[Chart and figure data]
BEGIN

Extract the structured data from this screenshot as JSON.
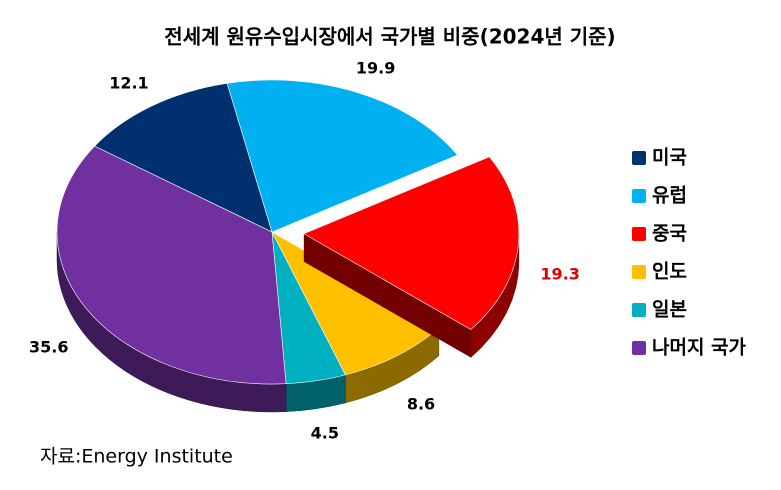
{
  "chart_data": {
    "type": "pie3d",
    "title": "전세계 원유수입시장에서 국가별 비중(2024년 기준)",
    "categories": [
      "미국",
      "유럽",
      "중국",
      "인도",
      "일본",
      "나머지 국가"
    ],
    "values": [
      12.1,
      19.9,
      19.3,
      8.6,
      4.5,
      35.6
    ],
    "colors": [
      "#003070",
      "#00b0f0",
      "#ff0000",
      "#ffc000",
      "#00b0c0",
      "#7030a0"
    ],
    "explode": [
      false,
      false,
      true,
      false,
      false,
      false
    ],
    "label_colors": [
      "#000000",
      "#000000",
      "#e00000",
      "#000000",
      "#000000",
      "#000000"
    ],
    "legend": "right",
    "source": "자료:Energy Institute"
  }
}
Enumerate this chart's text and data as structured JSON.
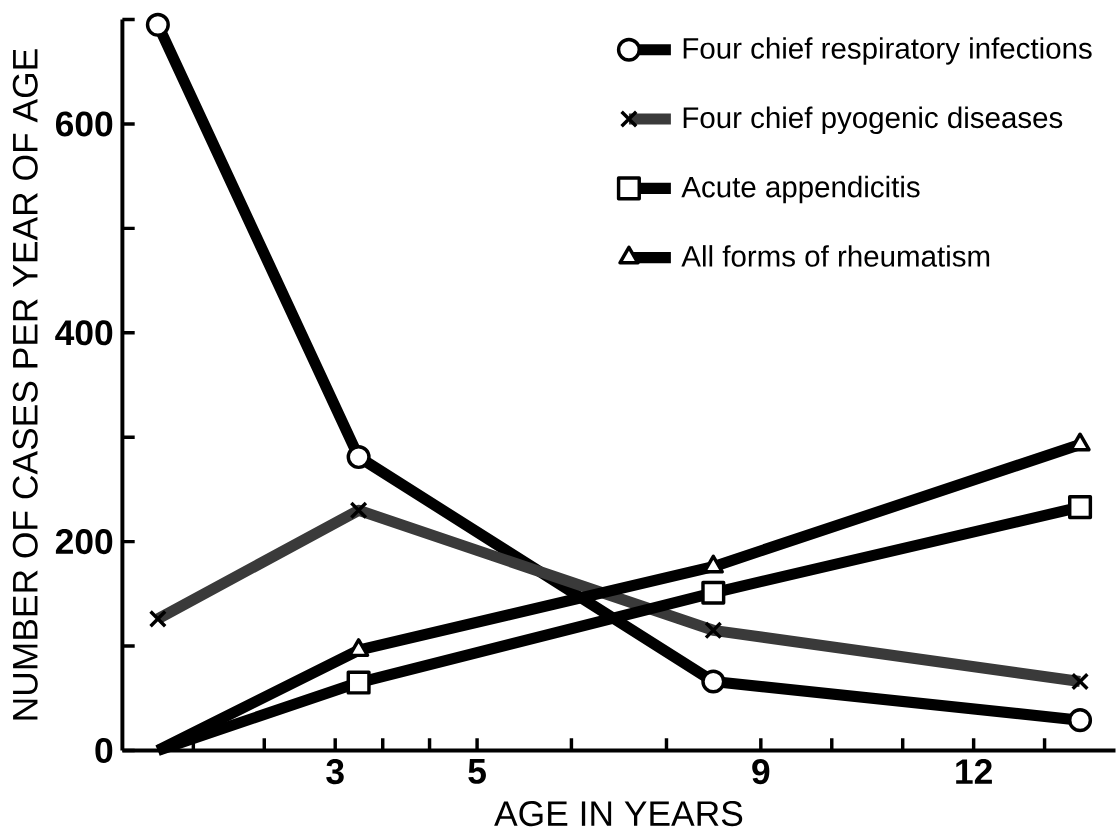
{
  "chart_data": {
    "type": "line",
    "xlabel": "AGE IN YEARS",
    "ylabel": "NUMBER OF CASES PER YEAR OF AGE",
    "x": [
      0.5,
      3.33,
      8.33,
      13.5
    ],
    "xlim": [
      0,
      14
    ],
    "ylim": [
      0,
      700
    ],
    "xticks": [
      {
        "value": 1,
        "label": null
      },
      {
        "value": 2,
        "label": null
      },
      3,
      {
        "value": 3.67,
        "label": null
      },
      {
        "value": 4.33,
        "label": null
      },
      5,
      {
        "value": 6.33,
        "label": null
      },
      {
        "value": 7.67,
        "label": null
      },
      9,
      {
        "value": 10,
        "label": null
      },
      {
        "value": 11,
        "label": null
      },
      12,
      {
        "value": 13,
        "label": null
      }
    ],
    "yticks": [
      0,
      {
        "value": 100,
        "label": null
      },
      200,
      {
        "value": 300,
        "label": null
      },
      400,
      {
        "value": 500,
        "label": null
      },
      600,
      {
        "value": 700,
        "label": null
      }
    ],
    "legend": "top right",
    "grid": false,
    "line_style": "solid",
    "series": [
      {
        "name": "Four chief respiratory infections",
        "color": "#000000",
        "marker": "circle",
        "values": [
          695,
          281,
          66,
          29
        ]
      },
      {
        "name": "Four chief pyogenic diseases",
        "color": "#3a3a3a",
        "marker": "cross",
        "values": [
          126,
          230,
          115,
          66
        ]
      },
      {
        "name": "Acute appendicitis",
        "color": "#000000",
        "marker": "square",
        "values": [
          0,
          65,
          151,
          233
        ]
      },
      {
        "name": "All forms of rheumatism",
        "color": "#000000",
        "marker": "triangle",
        "values": [
          0,
          96,
          176,
          293
        ]
      }
    ]
  }
}
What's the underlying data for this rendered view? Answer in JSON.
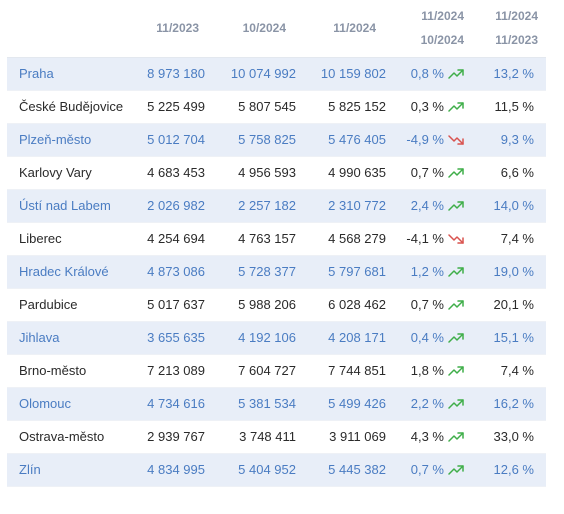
{
  "headers": {
    "col1": "11/2023",
    "col2": "10/2024",
    "col3": "11/2024",
    "col4_top": "11/2024",
    "col4_bottom": "10/2024",
    "col5_top": "11/2024",
    "col5_bottom": "11/2023"
  },
  "colors": {
    "up": "#3fae49",
    "down": "#d9534f",
    "accent": "#4a7cc2"
  },
  "rows": [
    {
      "name": "Praha",
      "v1": "8 973 180",
      "v2": "10 074 992",
      "v3": "10 159 802",
      "change": "0,8 %",
      "trend": "up",
      "yoy": "13,2 %"
    },
    {
      "name": "České Budějovice",
      "v1": "5 225 499",
      "v2": "5 807 545",
      "v3": "5 825 152",
      "change": "0,3 %",
      "trend": "up",
      "yoy": "11,5 %"
    },
    {
      "name": "Plzeň-město",
      "v1": "5 012 704",
      "v2": "5 758 825",
      "v3": "5 476 405",
      "change": "-4,9 %",
      "trend": "down",
      "yoy": "9,3 %"
    },
    {
      "name": "Karlovy Vary",
      "v1": "4 683 453",
      "v2": "4 956 593",
      "v3": "4 990 635",
      "change": "0,7 %",
      "trend": "up",
      "yoy": "6,6 %"
    },
    {
      "name": "Ústí nad Labem",
      "v1": "2 026 982",
      "v2": "2 257 182",
      "v3": "2 310 772",
      "change": "2,4 %",
      "trend": "up",
      "yoy": "14,0 %"
    },
    {
      "name": "Liberec",
      "v1": "4 254 694",
      "v2": "4 763 157",
      "v3": "4 568 279",
      "change": "-4,1 %",
      "trend": "down",
      "yoy": "7,4 %"
    },
    {
      "name": "Hradec Králové",
      "v1": "4 873 086",
      "v2": "5 728 377",
      "v3": "5 797 681",
      "change": "1,2 %",
      "trend": "up",
      "yoy": "19,0 %"
    },
    {
      "name": "Pardubice",
      "v1": "5 017 637",
      "v2": "5 988 206",
      "v3": "6 028 462",
      "change": "0,7 %",
      "trend": "up",
      "yoy": "20,1 %"
    },
    {
      "name": "Jihlava",
      "v1": "3 655 635",
      "v2": "4 192 106",
      "v3": "4 208 171",
      "change": "0,4 %",
      "trend": "up",
      "yoy": "15,1 %"
    },
    {
      "name": "Brno-město",
      "v1": "7 213 089",
      "v2": "7 604 727",
      "v3": "7 744 851",
      "change": "1,8 %",
      "trend": "up",
      "yoy": "7,4 %"
    },
    {
      "name": "Olomouc",
      "v1": "4 734 616",
      "v2": "5 381 534",
      "v3": "5 499 426",
      "change": "2,2 %",
      "trend": "up",
      "yoy": "16,2 %"
    },
    {
      "name": "Ostrava-město",
      "v1": "2 939 767",
      "v2": "3 748 411",
      "v3": "3 911 069",
      "change": "4,3 %",
      "trend": "up",
      "yoy": "33,0 %"
    },
    {
      "name": "Zlín",
      "v1": "4 834 995",
      "v2": "5 404 952",
      "v3": "5 445 382",
      "change": "0,7 %",
      "trend": "up",
      "yoy": "12,6 %"
    }
  ]
}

END

STATED GOAL: Looking at the entries above, state how many lines contain "Four"; give the number alone.

SOLVED EXERCISE: 2